**Data:**
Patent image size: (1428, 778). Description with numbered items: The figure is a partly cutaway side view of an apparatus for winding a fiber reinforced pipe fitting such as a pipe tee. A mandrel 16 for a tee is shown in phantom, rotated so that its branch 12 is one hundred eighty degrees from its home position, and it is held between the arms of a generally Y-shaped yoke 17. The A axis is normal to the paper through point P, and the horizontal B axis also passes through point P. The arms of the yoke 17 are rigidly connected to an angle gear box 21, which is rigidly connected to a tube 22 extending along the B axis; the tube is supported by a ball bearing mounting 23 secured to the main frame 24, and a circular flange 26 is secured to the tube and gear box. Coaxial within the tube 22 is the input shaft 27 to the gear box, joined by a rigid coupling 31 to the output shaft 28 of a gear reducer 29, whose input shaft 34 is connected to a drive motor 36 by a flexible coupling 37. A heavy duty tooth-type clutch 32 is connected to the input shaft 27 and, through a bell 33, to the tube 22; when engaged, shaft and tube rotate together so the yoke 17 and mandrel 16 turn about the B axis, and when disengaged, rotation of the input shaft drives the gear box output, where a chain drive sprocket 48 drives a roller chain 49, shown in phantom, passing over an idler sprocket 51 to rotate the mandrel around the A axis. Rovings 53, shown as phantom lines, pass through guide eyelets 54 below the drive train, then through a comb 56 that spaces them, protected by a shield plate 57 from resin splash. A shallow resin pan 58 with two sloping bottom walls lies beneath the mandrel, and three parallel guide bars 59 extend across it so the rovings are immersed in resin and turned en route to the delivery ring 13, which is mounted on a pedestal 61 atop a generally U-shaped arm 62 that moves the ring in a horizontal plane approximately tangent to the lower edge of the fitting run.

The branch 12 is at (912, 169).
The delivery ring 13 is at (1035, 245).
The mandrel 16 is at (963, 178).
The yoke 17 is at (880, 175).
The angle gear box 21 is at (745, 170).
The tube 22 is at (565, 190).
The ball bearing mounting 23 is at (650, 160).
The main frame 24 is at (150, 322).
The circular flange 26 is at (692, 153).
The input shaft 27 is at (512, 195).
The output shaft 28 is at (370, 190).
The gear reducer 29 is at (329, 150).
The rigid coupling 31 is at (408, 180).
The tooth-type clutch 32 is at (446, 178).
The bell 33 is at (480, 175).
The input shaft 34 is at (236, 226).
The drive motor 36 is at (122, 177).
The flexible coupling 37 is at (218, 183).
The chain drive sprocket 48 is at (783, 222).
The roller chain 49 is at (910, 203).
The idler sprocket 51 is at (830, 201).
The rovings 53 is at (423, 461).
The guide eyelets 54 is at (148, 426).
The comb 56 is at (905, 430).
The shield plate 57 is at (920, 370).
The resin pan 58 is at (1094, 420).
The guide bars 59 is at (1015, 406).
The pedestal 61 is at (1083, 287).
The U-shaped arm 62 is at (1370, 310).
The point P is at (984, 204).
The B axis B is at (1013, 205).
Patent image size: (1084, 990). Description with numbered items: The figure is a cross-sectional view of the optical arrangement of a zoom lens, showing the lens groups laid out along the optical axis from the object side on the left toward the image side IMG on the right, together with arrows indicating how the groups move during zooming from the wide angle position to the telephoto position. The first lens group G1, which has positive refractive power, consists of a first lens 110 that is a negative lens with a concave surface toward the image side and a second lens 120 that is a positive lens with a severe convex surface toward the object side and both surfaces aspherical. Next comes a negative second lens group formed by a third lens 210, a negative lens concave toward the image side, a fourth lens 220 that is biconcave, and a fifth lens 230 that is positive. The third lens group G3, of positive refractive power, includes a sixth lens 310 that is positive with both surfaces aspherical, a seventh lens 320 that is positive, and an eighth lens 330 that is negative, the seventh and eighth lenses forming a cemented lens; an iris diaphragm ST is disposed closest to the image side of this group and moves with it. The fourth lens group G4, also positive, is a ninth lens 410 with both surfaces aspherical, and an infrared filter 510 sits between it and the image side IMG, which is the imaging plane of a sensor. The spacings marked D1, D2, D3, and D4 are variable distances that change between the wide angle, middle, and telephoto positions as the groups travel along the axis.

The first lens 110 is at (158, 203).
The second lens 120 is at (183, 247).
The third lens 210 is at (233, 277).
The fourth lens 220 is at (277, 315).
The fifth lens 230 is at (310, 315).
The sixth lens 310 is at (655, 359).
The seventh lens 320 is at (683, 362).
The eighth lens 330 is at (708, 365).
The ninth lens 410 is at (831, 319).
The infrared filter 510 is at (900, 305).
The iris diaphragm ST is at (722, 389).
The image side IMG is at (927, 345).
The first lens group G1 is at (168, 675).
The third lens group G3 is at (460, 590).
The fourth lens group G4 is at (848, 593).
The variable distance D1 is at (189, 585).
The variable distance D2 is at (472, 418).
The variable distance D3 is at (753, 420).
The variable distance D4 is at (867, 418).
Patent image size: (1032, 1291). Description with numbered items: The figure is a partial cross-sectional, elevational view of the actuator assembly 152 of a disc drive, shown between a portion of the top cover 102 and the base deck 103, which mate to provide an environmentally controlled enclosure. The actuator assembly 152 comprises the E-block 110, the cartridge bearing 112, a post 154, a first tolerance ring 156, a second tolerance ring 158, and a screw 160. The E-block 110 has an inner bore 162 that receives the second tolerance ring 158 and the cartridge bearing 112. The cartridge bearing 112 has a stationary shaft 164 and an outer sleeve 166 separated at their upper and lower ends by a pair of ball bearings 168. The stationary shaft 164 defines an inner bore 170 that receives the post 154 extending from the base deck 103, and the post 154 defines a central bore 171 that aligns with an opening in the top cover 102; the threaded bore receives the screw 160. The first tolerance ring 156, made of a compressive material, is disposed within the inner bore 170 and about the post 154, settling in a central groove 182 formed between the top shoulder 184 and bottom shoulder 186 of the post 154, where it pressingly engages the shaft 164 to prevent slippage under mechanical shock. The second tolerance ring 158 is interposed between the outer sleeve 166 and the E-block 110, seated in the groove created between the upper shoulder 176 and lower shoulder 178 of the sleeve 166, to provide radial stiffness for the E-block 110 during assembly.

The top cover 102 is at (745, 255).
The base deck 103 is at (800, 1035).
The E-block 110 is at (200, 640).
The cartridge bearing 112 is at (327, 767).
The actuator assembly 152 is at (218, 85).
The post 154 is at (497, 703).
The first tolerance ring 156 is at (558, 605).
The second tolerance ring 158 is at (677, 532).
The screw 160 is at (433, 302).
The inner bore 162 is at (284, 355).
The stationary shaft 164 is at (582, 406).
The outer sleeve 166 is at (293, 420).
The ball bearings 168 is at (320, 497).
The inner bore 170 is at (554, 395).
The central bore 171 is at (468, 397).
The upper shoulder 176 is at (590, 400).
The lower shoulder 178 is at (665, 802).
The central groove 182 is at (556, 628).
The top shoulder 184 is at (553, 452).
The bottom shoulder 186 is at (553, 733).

**Aim of the exercise:** Please count how many lines of the records above contain the word "block", treating case as significant, and give only the number.

**Solution for this task:** 2